**Goal:** Gather all lines containing the string "University" and copy them out.

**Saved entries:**
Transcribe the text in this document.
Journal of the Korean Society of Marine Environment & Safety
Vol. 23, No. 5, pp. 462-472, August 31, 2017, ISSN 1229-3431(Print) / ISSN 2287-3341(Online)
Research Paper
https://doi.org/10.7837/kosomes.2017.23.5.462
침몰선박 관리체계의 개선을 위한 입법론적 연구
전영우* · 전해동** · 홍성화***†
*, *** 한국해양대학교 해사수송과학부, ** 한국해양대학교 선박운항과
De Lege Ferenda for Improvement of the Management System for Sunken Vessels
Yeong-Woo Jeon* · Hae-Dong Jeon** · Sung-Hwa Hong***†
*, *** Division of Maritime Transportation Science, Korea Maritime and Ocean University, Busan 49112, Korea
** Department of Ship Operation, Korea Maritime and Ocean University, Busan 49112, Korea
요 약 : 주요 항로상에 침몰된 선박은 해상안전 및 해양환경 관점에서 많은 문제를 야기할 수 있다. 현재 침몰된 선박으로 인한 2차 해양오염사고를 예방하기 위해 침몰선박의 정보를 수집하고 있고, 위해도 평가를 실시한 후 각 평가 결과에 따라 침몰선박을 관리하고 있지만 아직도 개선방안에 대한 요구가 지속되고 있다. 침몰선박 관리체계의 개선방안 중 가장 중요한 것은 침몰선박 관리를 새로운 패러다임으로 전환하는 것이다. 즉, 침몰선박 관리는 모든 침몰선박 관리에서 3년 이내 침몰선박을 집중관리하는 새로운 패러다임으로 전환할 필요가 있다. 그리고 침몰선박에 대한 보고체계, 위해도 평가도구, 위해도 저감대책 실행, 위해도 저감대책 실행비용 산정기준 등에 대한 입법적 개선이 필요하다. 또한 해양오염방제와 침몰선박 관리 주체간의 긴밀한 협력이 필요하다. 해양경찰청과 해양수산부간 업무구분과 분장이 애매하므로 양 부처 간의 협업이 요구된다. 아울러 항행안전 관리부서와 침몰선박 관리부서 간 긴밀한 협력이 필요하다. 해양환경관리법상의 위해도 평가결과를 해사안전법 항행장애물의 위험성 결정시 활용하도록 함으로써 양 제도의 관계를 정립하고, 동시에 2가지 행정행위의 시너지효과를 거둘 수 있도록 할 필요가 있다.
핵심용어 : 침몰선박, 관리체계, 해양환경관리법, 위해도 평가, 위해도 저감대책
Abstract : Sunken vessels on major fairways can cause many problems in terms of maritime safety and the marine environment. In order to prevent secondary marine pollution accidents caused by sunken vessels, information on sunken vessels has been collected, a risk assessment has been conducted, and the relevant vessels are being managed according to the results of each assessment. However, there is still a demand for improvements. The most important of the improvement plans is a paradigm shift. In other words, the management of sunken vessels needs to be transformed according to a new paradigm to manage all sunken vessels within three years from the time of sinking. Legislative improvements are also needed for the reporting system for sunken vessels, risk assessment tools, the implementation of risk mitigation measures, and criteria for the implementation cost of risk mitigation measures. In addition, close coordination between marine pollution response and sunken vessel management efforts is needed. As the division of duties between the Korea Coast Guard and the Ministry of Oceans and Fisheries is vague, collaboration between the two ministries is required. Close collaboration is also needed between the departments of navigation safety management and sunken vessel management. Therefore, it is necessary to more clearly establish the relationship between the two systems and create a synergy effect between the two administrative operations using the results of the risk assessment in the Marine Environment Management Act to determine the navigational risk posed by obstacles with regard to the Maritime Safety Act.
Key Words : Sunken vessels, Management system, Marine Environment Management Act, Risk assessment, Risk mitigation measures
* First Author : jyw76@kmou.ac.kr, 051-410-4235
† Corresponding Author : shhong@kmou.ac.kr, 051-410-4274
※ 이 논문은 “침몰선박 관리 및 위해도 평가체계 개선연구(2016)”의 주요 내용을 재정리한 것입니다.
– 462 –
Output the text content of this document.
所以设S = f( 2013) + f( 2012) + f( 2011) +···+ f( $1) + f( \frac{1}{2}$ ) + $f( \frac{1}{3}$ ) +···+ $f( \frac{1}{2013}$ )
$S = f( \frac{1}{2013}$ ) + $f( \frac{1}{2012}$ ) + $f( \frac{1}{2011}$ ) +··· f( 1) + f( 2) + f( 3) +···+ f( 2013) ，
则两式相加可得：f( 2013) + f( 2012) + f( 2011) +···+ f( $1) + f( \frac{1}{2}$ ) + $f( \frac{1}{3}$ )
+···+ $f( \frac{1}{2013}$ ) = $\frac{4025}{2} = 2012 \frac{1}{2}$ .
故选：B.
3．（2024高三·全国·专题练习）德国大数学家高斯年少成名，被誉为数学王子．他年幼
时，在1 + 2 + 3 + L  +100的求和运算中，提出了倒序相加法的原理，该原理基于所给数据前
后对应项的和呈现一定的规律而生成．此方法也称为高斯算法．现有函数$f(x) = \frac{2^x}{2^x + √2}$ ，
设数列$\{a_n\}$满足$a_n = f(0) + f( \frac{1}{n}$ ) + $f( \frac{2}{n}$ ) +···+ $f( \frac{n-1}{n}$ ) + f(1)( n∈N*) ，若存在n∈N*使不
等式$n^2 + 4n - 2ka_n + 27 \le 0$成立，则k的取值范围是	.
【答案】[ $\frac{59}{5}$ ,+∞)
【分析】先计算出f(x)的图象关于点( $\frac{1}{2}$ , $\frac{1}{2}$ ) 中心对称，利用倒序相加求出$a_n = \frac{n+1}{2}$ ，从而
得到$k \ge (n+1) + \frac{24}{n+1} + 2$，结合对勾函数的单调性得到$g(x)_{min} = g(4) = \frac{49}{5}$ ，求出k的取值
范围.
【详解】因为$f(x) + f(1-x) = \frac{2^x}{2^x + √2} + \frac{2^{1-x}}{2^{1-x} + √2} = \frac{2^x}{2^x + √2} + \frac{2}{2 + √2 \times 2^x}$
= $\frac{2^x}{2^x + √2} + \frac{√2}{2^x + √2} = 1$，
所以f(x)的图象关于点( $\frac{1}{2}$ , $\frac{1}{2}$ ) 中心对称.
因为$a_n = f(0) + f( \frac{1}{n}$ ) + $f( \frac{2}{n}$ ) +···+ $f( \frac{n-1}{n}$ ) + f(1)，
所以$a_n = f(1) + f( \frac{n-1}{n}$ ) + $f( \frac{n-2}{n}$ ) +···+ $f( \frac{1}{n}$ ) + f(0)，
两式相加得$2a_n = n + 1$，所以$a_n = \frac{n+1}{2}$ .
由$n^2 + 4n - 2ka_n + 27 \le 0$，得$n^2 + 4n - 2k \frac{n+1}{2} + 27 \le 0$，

---

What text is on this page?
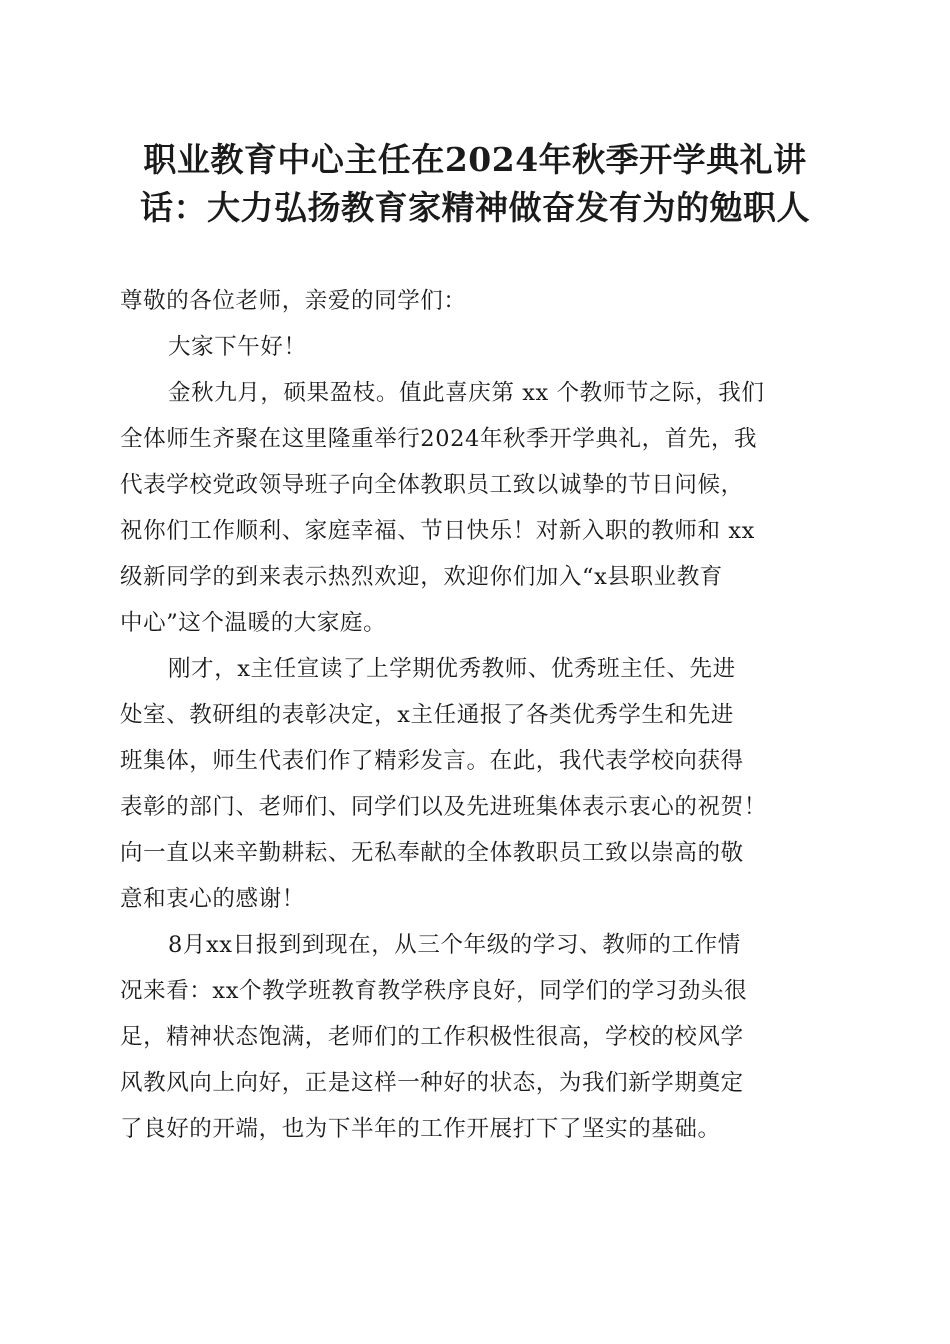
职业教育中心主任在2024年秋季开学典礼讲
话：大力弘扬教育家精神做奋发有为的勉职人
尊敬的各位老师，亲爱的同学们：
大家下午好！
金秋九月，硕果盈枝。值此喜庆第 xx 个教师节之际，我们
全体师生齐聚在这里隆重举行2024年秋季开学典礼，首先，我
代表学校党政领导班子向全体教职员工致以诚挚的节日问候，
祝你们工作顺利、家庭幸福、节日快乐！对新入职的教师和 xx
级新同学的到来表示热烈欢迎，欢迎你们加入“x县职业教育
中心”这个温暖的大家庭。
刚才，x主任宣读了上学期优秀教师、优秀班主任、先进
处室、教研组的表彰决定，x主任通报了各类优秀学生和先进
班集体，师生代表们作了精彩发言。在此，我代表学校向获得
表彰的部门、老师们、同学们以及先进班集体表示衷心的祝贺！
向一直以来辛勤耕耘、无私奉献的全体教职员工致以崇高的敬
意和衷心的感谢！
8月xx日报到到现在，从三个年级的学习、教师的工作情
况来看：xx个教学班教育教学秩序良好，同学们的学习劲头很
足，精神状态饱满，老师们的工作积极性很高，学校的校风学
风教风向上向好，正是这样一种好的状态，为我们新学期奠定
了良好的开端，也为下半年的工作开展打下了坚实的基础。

**Result of this task:**
*, *** Division of Maritime Transportation Science, Korea Maritime and Ocean University, Busan 49112, Korea
** Department of Ship Operation, Korea Maritime and Ocean University, Busan 49112, Korea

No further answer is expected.